WHAT IS BEING ASKED: Every entry below must be repeated exactly; skip the pictures.

=== MATERIALS PROVIDED ===

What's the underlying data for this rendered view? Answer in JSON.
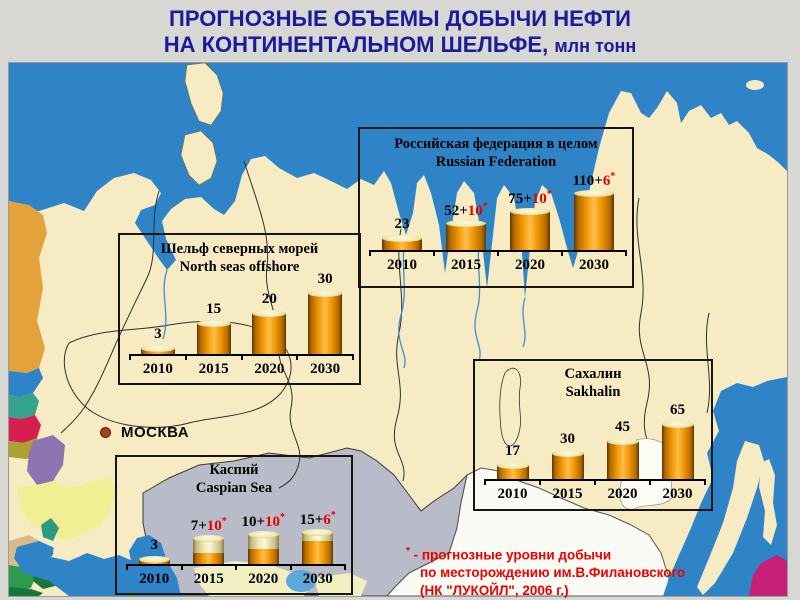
{
  "slide": {
    "title_line1": "ПРОГНОЗНЫЕ ОБЪЕМЫ ДОБЫЧИ НЕФТИ",
    "title_line2": "НА КОНТИНЕНТАЛЬНОМ ШЕЛЬФЕ,",
    "title_unit": "млн тонн"
  },
  "map": {
    "moscow_label": "МОСКВА"
  },
  "footnote": {
    "star": "*",
    "line1": " - прогнозные уровни добычи",
    "line2": "по месторождению им.В.Филановского",
    "line3": "(НК \"ЛУКОЙЛ\", 2006 г.)"
  },
  "colors": {
    "title_navy": "#1b1b98",
    "land_beige": "#f6ebc3",
    "sea_blue": "#2e84c6",
    "kazakhstan_gray": "#b9bcc8",
    "china_white": "#fbfbf6",
    "bar_orange": "#ef9404",
    "bar_cream": "#f3edc0",
    "label_red": "#e60000",
    "footnote_red": "#ee0000",
    "hokkaido_magenta": "#c81f78",
    "moscow_dot": "#a84114"
  },
  "chart_data": [
    {
      "id": "russia-total",
      "type": "bar",
      "title_ru": "Российская федерация в целом",
      "title_en": "Russian Federation",
      "categories": [
        "2010",
        "2015",
        "2020",
        "2030"
      ],
      "series": [
        {
          "name": "base",
          "values": [
            23,
            52,
            75,
            110
          ]
        },
        {
          "name": "filanovsky_addition",
          "values": [
            0,
            10,
            10,
            6
          ]
        }
      ],
      "bar_labels": [
        {
          "black": "23",
          "red": ""
        },
        {
          "black": "52+",
          "red": "10*"
        },
        {
          "black": "75+",
          "red": "10*"
        },
        {
          "black": "110+",
          "red": "6*"
        }
      ],
      "stacked_visual": false,
      "ylim": [
        0,
        120
      ],
      "grid": false,
      "legend": false
    },
    {
      "id": "north-seas",
      "type": "bar",
      "title_ru": "Шельф северных морей",
      "title_en": "North seas offshore",
      "categories": [
        "2010",
        "2015",
        "2020",
        "2030"
      ],
      "series": [
        {
          "name": "base",
          "values": [
            3,
            15,
            20,
            30
          ]
        }
      ],
      "bar_labels": [
        {
          "black": "3",
          "red": ""
        },
        {
          "black": "15",
          "red": ""
        },
        {
          "black": "20",
          "red": ""
        },
        {
          "black": "30",
          "red": ""
        }
      ],
      "stacked_visual": false,
      "ylim": [
        0,
        32
      ],
      "grid": false,
      "legend": false
    },
    {
      "id": "sakhalin",
      "type": "bar",
      "title_ru": "Сахалин",
      "title_en": "Sakhalin",
      "categories": [
        "2010",
        "2015",
        "2020",
        "2030"
      ],
      "series": [
        {
          "name": "base",
          "values": [
            17,
            30,
            45,
            65
          ]
        }
      ],
      "bar_labels": [
        {
          "black": "17",
          "red": ""
        },
        {
          "black": "30",
          "red": ""
        },
        {
          "black": "45",
          "red": ""
        },
        {
          "black": "65",
          "red": ""
        }
      ],
      "stacked_visual": false,
      "ylim": [
        0,
        70
      ],
      "grid": false,
      "legend": false
    },
    {
      "id": "caspian",
      "type": "bar",
      "title_ru": "Каспий",
      "title_en": "Caspian Sea",
      "categories": [
        "2010",
        "2015",
        "2020",
        "2030"
      ],
      "series": [
        {
          "name": "base",
          "values": [
            3,
            7,
            10,
            15
          ]
        },
        {
          "name": "filanovsky_addition",
          "values": [
            0,
            10,
            10,
            6
          ]
        }
      ],
      "bar_labels": [
        {
          "black": "3",
          "red": ""
        },
        {
          "black": "7+",
          "red": "10*"
        },
        {
          "black": "10+",
          "red": "10*"
        },
        {
          "black": "15+",
          "red": "6*"
        }
      ],
      "stacked_visual": true,
      "ylim": [
        0,
        22
      ],
      "grid": false,
      "legend": false
    }
  ]
}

===

ANSWER TO THE EXERCISE:
What's the underlying data for this rendered view? Answer in JSON.
{
  "slide": {
    "title_line1": "ПРОГНОЗНЫЕ ОБЪЕМЫ ДОБЫЧИ НЕФТИ",
    "title_line2": "НА КОНТИНЕНТАЛЬНОМ ШЕЛЬФЕ,",
    "title_unit": "млн тонн"
  },
  "map": {
    "moscow_label": "МОСКВА"
  },
  "footnote": {
    "star": "*",
    "line1": " - прогнозные уровни добычи",
    "line2": "по месторождению им.В.Филановского",
    "line3": "(НК \"ЛУКОЙЛ\", 2006 г.)"
  },
  "colors": {
    "title_navy": "#1b1b98",
    "land_beige": "#f6ebc3",
    "sea_blue": "#2e84c6",
    "kazakhstan_gray": "#b9bcc8",
    "china_white": "#fbfbf6",
    "bar_orange": "#ef9404",
    "bar_cream": "#f3edc0",
    "label_red": "#e60000",
    "footnote_red": "#ee0000",
    "hokkaido_magenta": "#c81f78",
    "moscow_dot": "#a84114"
  },
  "chart_data": [
    {
      "id": "russia-total",
      "type": "bar",
      "title_ru": "Российская федерация в целом",
      "title_en": "Russian Federation",
      "categories": [
        "2010",
        "2015",
        "2020",
        "2030"
      ],
      "series": [
        {
          "name": "base",
          "values": [
            23,
            52,
            75,
            110
          ]
        },
        {
          "name": "filanovsky_addition",
          "values": [
            0,
            10,
            10,
            6
          ]
        }
      ],
      "bar_labels": [
        {
          "black": "23",
          "red": ""
        },
        {
          "black": "52+",
          "red": "10*"
        },
        {
          "black": "75+",
          "red": "10*"
        },
        {
          "black": "110+",
          "red": "6*"
        }
      ],
      "stacked_visual": false,
      "ylim": [
        0,
        120
      ],
      "grid": false,
      "legend": false
    },
    {
      "id": "north-seas",
      "type": "bar",
      "title_ru": "Шельф северных морей",
      "title_en": "North seas offshore",
      "categories": [
        "2010",
        "2015",
        "2020",
        "2030"
      ],
      "series": [
        {
          "name": "base",
          "values": [
            3,
            15,
            20,
            30
          ]
        }
      ],
      "bar_labels": [
        {
          "black": "3",
          "red": ""
        },
        {
          "black": "15",
          "red": ""
        },
        {
          "black": "20",
          "red": ""
        },
        {
          "black": "30",
          "red": ""
        }
      ],
      "stacked_visual": false,
      "ylim": [
        0,
        32
      ],
      "grid": false,
      "legend": false
    },
    {
      "id": "sakhalin",
      "type": "bar",
      "title_ru": "Сахалин",
      "title_en": "Sakhalin",
      "categories": [
        "2010",
        "2015",
        "2020",
        "2030"
      ],
      "series": [
        {
          "name": "base",
          "values": [
            17,
            30,
            45,
            65
          ]
        }
      ],
      "bar_labels": [
        {
          "black": "17",
          "red": ""
        },
        {
          "black": "30",
          "red": ""
        },
        {
          "black": "45",
          "red": ""
        },
        {
          "black": "65",
          "red": ""
        }
      ],
      "stacked_visual": false,
      "ylim": [
        0,
        70
      ],
      "grid": false,
      "legend": false
    },
    {
      "id": "caspian",
      "type": "bar",
      "title_ru": "Каспий",
      "title_en": "Caspian Sea",
      "categories": [
        "2010",
        "2015",
        "2020",
        "2030"
      ],
      "series": [
        {
          "name": "base",
          "values": [
            3,
            7,
            10,
            15
          ]
        },
        {
          "name": "filanovsky_addition",
          "values": [
            0,
            10,
            10,
            6
          ]
        }
      ],
      "bar_labels": [
        {
          "black": "3",
          "red": ""
        },
        {
          "black": "7+",
          "red": "10*"
        },
        {
          "black": "10+",
          "red": "10*"
        },
        {
          "black": "15+",
          "red": "6*"
        }
      ],
      "stacked_visual": true,
      "ylim": [
        0,
        22
      ],
      "grid": false,
      "legend": false
    }
  ]
}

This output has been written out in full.